### STATED PROBLEM
Write the number of lines holding the word "Costs", and nothing else.

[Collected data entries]

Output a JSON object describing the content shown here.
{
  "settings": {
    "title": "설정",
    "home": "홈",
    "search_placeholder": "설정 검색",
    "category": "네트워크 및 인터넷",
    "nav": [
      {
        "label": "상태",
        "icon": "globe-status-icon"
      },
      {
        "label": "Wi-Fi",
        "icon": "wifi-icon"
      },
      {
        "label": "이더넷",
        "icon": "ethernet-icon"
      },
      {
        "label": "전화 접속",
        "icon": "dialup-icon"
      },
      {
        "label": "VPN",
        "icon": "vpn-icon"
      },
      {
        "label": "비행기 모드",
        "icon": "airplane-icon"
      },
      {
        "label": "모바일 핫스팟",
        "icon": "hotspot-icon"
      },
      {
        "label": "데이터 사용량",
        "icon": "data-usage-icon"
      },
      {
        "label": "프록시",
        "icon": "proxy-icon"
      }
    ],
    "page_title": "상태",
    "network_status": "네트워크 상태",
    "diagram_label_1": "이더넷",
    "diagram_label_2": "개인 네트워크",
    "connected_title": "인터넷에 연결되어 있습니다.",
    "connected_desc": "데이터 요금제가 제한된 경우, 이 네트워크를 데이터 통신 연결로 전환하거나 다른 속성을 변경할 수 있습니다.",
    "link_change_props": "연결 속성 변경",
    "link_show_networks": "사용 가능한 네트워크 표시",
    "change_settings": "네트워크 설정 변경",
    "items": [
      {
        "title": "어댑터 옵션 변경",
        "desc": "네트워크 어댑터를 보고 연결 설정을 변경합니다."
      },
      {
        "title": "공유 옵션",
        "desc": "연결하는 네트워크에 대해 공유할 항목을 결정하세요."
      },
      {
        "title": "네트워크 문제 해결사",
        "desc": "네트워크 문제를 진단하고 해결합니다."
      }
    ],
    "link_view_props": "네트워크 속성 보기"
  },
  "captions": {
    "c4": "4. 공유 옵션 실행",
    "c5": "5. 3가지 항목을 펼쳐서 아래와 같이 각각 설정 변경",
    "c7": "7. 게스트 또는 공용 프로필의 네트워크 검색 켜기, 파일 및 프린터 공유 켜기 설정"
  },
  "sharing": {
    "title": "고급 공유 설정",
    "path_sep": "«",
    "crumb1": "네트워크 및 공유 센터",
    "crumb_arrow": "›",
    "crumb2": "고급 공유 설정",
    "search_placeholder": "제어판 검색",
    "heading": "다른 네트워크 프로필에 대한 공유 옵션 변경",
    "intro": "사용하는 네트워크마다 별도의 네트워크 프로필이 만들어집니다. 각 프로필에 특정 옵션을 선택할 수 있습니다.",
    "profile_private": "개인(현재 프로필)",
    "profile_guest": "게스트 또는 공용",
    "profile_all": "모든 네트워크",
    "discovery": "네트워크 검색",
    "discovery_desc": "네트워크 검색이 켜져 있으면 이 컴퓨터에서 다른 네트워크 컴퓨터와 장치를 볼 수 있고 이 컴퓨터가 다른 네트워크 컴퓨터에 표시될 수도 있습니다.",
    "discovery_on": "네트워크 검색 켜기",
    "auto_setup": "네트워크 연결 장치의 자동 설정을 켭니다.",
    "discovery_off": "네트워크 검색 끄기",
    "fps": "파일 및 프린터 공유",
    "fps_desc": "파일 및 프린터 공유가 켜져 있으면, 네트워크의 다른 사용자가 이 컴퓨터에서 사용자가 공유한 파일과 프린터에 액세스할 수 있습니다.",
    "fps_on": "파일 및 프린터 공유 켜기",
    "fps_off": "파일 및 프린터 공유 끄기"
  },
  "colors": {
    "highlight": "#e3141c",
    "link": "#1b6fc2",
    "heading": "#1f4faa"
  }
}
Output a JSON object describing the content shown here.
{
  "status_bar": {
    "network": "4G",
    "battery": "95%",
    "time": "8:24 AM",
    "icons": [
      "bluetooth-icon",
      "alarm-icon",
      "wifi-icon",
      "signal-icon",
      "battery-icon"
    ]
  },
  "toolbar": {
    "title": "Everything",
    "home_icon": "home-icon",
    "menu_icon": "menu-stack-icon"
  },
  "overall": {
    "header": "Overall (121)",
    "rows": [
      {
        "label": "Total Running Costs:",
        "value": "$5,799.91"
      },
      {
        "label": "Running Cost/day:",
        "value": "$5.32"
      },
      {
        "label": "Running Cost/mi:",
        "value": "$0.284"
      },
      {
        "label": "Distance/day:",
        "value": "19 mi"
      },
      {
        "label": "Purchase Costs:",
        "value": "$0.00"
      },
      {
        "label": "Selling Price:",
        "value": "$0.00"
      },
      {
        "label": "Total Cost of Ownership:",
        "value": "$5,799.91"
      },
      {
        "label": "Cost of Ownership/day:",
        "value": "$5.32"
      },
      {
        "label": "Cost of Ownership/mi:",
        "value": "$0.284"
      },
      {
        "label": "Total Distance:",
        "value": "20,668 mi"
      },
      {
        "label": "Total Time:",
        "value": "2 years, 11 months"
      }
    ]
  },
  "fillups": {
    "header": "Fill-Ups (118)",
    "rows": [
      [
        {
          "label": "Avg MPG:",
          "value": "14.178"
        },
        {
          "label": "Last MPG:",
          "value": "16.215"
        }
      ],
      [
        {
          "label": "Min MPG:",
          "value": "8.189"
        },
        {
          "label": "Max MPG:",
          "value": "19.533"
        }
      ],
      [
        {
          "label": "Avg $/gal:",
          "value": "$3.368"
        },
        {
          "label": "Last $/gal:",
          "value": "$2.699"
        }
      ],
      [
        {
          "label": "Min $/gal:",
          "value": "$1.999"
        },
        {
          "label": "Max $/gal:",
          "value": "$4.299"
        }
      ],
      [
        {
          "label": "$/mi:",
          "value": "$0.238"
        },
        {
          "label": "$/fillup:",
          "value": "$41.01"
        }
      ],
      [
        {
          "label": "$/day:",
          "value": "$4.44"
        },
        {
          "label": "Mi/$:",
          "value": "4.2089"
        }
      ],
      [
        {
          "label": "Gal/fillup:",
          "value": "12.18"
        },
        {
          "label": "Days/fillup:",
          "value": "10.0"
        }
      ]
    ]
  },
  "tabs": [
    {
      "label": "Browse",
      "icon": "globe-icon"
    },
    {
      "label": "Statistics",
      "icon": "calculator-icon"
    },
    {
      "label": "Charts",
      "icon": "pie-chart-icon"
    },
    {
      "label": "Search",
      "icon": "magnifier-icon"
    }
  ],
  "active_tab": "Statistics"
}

### FULL SOLUTION
2